**REQUEST**
Output the material beneath this task exactly, images excluded.
## begin
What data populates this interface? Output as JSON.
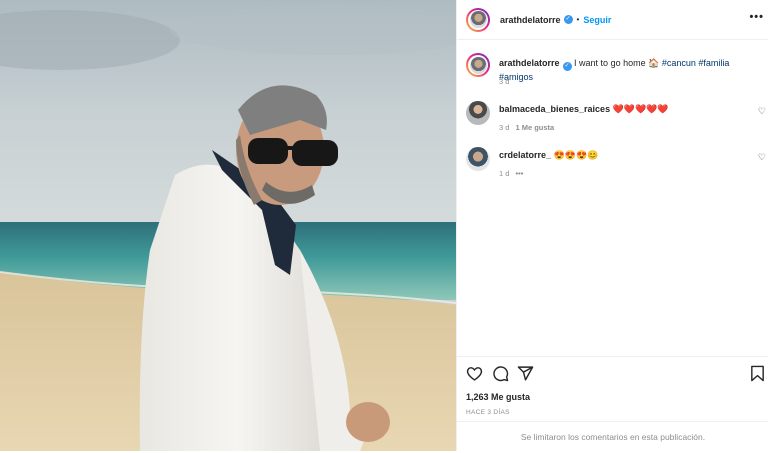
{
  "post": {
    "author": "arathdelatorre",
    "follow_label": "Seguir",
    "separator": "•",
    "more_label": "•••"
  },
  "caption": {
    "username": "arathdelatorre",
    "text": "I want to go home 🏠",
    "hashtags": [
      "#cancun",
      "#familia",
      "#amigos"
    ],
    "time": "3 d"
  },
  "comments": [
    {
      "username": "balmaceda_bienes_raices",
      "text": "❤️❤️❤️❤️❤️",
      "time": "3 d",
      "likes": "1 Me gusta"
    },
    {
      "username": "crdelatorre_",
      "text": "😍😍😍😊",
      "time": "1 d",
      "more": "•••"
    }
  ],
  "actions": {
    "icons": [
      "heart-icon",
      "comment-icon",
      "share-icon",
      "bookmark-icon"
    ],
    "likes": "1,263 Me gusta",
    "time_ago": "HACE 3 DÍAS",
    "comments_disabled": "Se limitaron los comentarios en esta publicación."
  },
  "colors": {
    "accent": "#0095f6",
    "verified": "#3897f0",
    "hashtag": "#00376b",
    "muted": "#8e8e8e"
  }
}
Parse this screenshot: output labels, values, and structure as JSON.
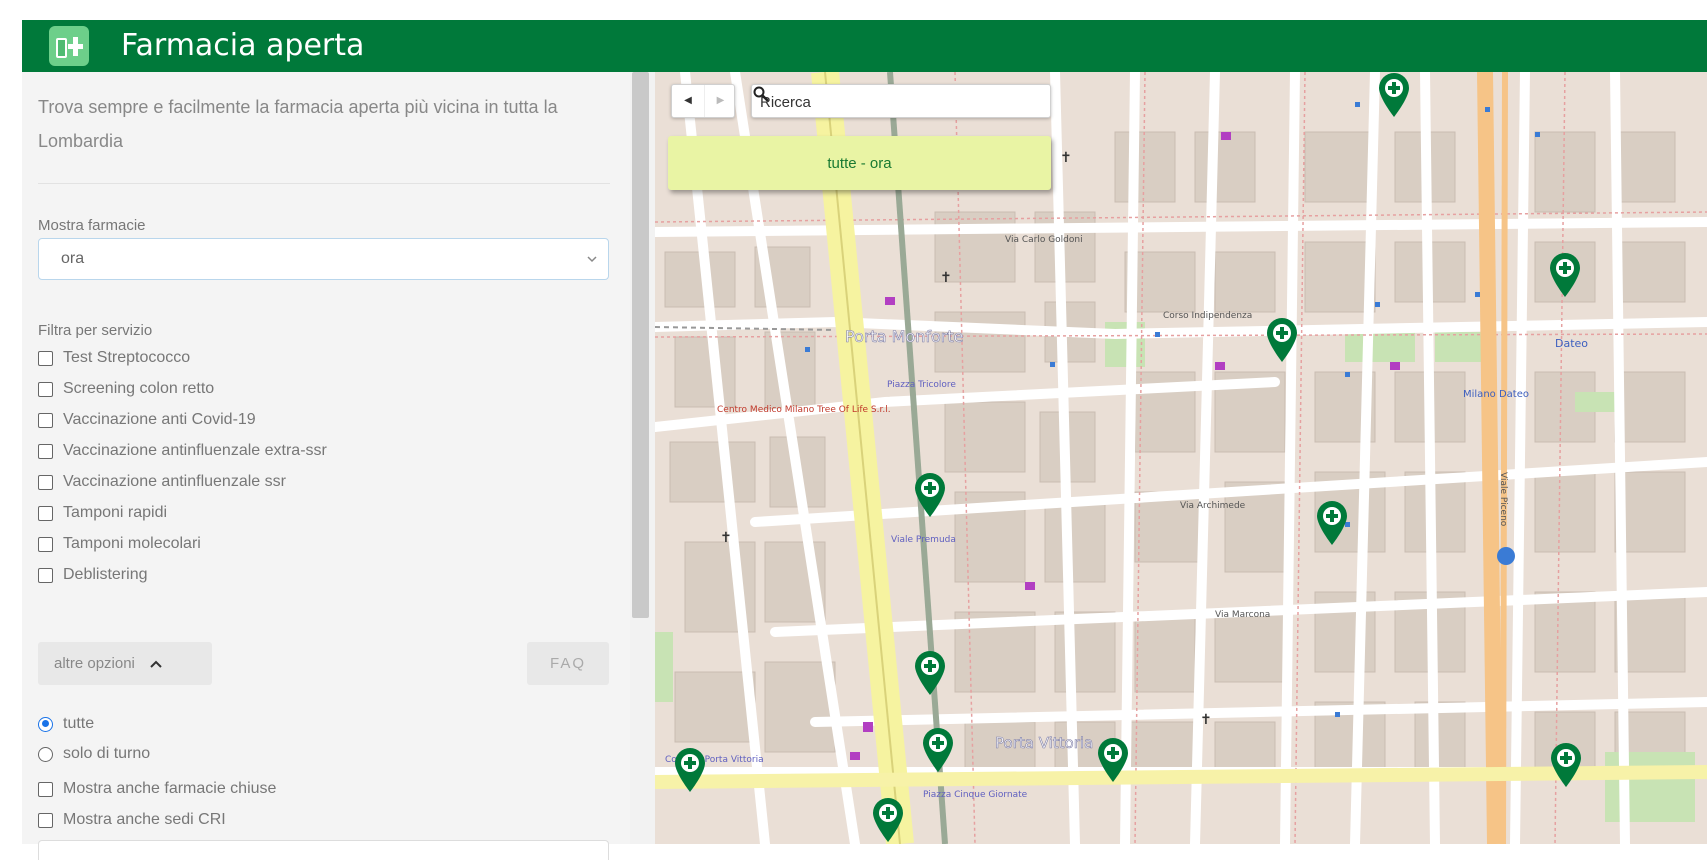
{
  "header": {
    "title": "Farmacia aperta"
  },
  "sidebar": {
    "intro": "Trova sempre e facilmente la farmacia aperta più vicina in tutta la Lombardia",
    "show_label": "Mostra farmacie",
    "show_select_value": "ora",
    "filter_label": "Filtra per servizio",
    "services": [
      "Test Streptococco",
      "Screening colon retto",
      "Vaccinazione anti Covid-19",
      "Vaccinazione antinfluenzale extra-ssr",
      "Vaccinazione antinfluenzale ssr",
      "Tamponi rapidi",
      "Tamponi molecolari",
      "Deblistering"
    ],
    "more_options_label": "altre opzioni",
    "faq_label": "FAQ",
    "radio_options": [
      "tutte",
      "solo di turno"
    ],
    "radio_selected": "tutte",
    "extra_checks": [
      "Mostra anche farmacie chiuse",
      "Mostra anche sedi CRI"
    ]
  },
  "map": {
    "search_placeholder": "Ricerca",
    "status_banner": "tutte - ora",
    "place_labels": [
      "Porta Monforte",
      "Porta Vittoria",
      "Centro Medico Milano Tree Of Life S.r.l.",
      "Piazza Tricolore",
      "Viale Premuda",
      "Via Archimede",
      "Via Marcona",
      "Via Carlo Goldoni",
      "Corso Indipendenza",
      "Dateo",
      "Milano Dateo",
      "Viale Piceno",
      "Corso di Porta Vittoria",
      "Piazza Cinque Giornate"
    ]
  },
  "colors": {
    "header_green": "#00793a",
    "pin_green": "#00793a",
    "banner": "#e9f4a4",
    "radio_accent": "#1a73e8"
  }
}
## end
**EXPECTED OUTPUT**
What data populates this interface? Output as JSON.
{
  "post": {
    "author": "arathdelatorre",
    "follow_label": "Seguir",
    "separator": "•",
    "more_label": "•••"
  },
  "caption": {
    "username": "arathdelatorre",
    "text": "I want to go home 🏠",
    "hashtags": [
      "#cancun",
      "#familia",
      "#amigos"
    ],
    "time": "3 d"
  },
  "comments": [
    {
      "username": "balmaceda_bienes_raices",
      "text": "❤️❤️❤️❤️❤️",
      "time": "3 d",
      "likes": "1 Me gusta"
    },
    {
      "username": "crdelatorre_",
      "text": "😍😍😍😊",
      "time": "1 d",
      "more": "•••"
    }
  ],
  "actions": {
    "icons": [
      "heart-icon",
      "comment-icon",
      "share-icon",
      "bookmark-icon"
    ],
    "likes": "1,263 Me gusta",
    "time_ago": "HACE 3 DÍAS",
    "comments_disabled": "Se limitaron los comentarios en esta publicación."
  },
  "colors": {
    "accent": "#0095f6",
    "verified": "#3897f0",
    "hashtag": "#00376b",
    "muted": "#8e8e8e"
  }
}
Parse this screenshot: output labels, values, and structure as JSON.
{
  "header": {
    "title": "Farmacia aperta"
  },
  "sidebar": {
    "intro": "Trova sempre e facilmente la farmacia aperta più vicina in tutta la Lombardia",
    "show_label": "Mostra farmacie",
    "show_select_value": "ora",
    "filter_label": "Filtra per servizio",
    "services": [
      "Test Streptococco",
      "Screening colon retto",
      "Vaccinazione anti Covid-19",
      "Vaccinazione antinfluenzale extra-ssr",
      "Vaccinazione antinfluenzale ssr",
      "Tamponi rapidi",
      "Tamponi molecolari",
      "Deblistering"
    ],
    "more_options_label": "altre opzioni",
    "faq_label": "FAQ",
    "radio_options": [
      "tutte",
      "solo di turno"
    ],
    "radio_selected": "tutte",
    "extra_checks": [
      "Mostra anche farmacie chiuse",
      "Mostra anche sedi CRI"
    ]
  },
  "map": {
    "search_placeholder": "Ricerca",
    "status_banner": "tutte - ora",
    "place_labels": [
      "Porta Monforte",
      "Porta Vittoria",
      "Centro Medico Milano Tree Of Life S.r.l.",
      "Piazza Tricolore",
      "Viale Premuda",
      "Via Archimede",
      "Via Marcona",
      "Via Carlo Goldoni",
      "Corso Indipendenza",
      "Dateo",
      "Milano Dateo",
      "Viale Piceno",
      "Corso di Porta Vittoria",
      "Piazza Cinque Giornate"
    ]
  },
  "colors": {
    "header_green": "#00793a",
    "pin_green": "#00793a",
    "banner": "#e9f4a4",
    "radio_accent": "#1a73e8"
  }
}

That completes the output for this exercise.